◆ Aim:
Give the number of lines that hold the string "this". Nothing else is needed.
*****
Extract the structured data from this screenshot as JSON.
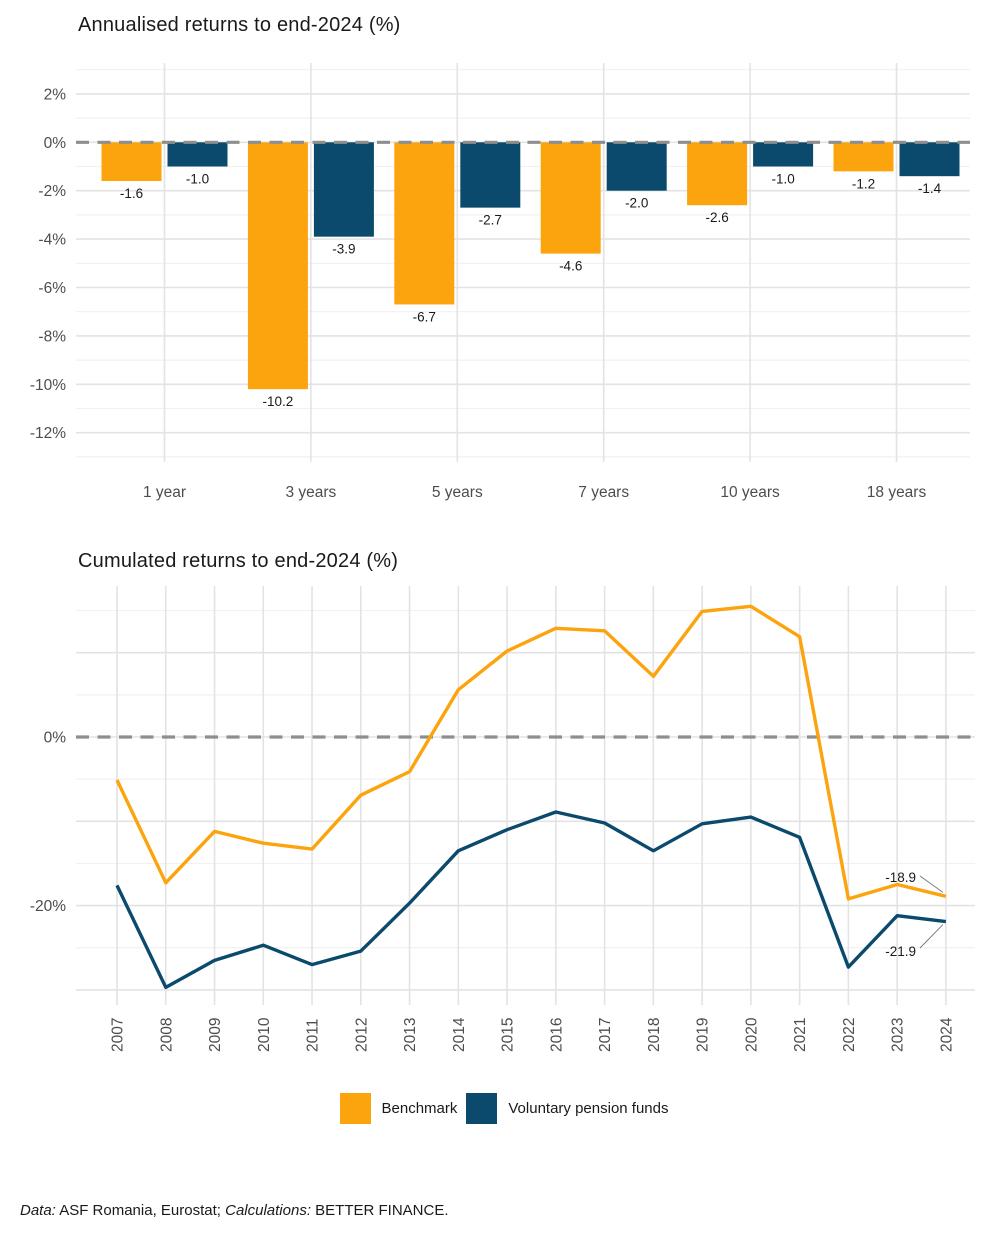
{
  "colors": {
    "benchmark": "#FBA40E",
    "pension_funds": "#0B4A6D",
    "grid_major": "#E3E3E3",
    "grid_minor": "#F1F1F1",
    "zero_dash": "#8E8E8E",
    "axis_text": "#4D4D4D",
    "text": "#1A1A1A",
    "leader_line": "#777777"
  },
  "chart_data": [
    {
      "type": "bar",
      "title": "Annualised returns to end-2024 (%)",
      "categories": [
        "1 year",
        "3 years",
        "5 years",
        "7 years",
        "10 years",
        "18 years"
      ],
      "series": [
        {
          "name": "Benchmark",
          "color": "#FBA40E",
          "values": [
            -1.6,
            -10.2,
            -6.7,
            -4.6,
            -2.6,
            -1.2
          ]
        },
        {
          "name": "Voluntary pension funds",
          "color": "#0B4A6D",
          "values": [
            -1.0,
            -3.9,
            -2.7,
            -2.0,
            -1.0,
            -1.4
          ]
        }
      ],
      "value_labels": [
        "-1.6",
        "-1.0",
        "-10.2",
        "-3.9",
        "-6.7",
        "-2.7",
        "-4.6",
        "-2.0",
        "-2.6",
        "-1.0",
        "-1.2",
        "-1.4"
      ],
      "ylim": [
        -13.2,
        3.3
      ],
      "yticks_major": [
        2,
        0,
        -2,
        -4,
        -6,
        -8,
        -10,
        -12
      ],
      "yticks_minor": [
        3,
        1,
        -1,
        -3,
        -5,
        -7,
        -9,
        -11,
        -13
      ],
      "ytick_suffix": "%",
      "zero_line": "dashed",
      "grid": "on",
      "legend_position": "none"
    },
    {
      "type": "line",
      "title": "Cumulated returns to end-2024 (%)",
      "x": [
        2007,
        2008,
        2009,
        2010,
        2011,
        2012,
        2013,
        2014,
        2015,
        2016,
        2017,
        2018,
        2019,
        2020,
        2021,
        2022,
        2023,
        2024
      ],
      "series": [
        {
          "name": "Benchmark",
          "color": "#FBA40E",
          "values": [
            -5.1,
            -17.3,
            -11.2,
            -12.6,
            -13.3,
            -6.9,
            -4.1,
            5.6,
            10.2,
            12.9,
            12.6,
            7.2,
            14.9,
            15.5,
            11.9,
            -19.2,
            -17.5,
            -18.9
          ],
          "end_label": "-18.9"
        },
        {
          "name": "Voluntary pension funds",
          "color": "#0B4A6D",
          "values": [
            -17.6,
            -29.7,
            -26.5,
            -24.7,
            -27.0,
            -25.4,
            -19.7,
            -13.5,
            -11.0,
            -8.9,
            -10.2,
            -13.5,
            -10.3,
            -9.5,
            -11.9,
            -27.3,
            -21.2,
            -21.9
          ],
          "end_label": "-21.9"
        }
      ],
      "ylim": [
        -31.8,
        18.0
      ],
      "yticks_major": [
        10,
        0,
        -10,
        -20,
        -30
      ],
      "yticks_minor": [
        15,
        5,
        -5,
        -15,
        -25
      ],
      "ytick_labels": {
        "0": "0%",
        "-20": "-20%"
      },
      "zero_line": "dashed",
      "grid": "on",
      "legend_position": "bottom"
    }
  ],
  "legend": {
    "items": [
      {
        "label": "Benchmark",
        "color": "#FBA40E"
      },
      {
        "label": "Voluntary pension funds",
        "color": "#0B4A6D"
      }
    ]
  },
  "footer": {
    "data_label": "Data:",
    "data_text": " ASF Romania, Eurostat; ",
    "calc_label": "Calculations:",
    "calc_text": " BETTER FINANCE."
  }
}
*****
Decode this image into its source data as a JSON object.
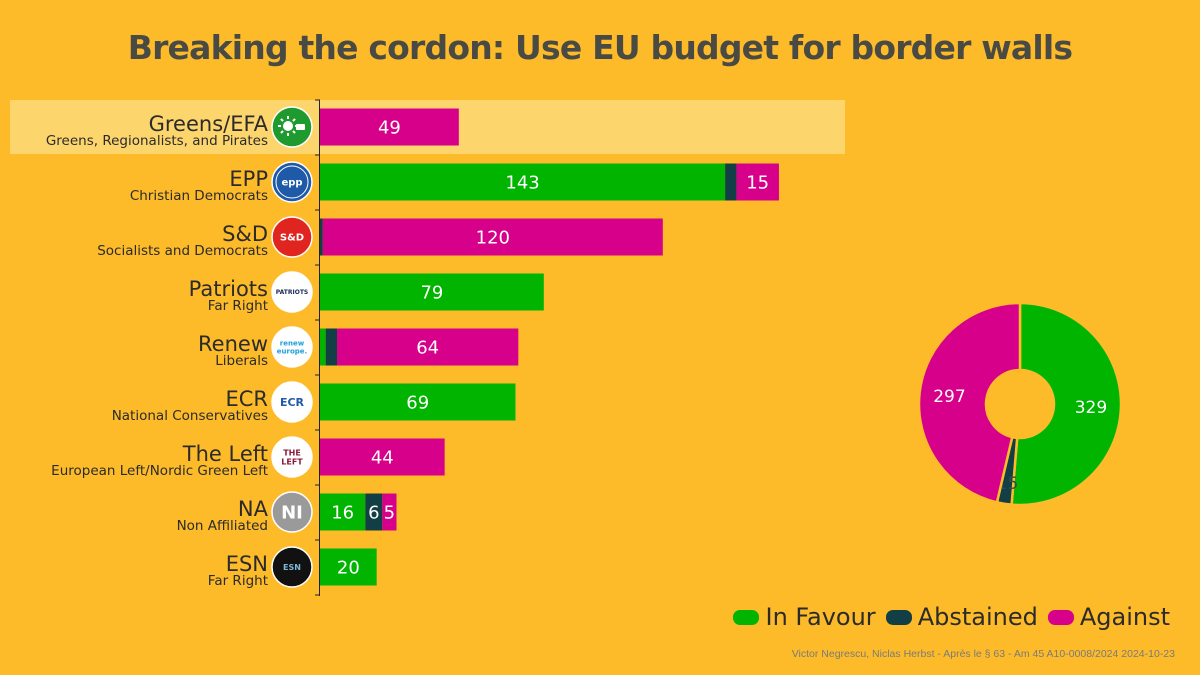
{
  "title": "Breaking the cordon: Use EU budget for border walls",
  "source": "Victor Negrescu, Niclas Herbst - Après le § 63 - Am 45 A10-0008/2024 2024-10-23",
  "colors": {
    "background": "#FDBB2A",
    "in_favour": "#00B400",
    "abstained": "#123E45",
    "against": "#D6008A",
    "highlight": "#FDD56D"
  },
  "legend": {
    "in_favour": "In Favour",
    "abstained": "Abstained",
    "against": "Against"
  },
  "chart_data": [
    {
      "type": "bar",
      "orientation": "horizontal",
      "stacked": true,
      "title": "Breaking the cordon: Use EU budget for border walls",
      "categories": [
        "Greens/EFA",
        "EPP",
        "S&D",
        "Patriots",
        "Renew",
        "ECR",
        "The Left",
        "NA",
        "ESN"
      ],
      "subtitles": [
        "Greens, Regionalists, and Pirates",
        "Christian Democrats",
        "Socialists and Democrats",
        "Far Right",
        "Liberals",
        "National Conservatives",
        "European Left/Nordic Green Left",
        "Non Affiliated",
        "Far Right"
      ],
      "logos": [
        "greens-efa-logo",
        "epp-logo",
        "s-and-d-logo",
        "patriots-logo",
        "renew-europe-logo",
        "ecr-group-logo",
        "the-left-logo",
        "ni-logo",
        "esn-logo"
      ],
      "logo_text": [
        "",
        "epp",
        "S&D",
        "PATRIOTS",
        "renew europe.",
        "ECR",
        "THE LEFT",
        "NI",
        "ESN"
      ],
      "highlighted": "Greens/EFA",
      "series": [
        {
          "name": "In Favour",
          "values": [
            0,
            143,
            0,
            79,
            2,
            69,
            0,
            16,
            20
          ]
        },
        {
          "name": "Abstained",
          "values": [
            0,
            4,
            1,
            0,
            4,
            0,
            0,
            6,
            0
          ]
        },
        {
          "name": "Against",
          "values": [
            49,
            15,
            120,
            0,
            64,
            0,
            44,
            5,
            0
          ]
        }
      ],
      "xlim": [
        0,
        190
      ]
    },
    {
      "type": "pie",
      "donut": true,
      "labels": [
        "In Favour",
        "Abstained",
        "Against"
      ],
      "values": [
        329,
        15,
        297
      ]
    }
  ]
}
*****
◆ Written answer:
2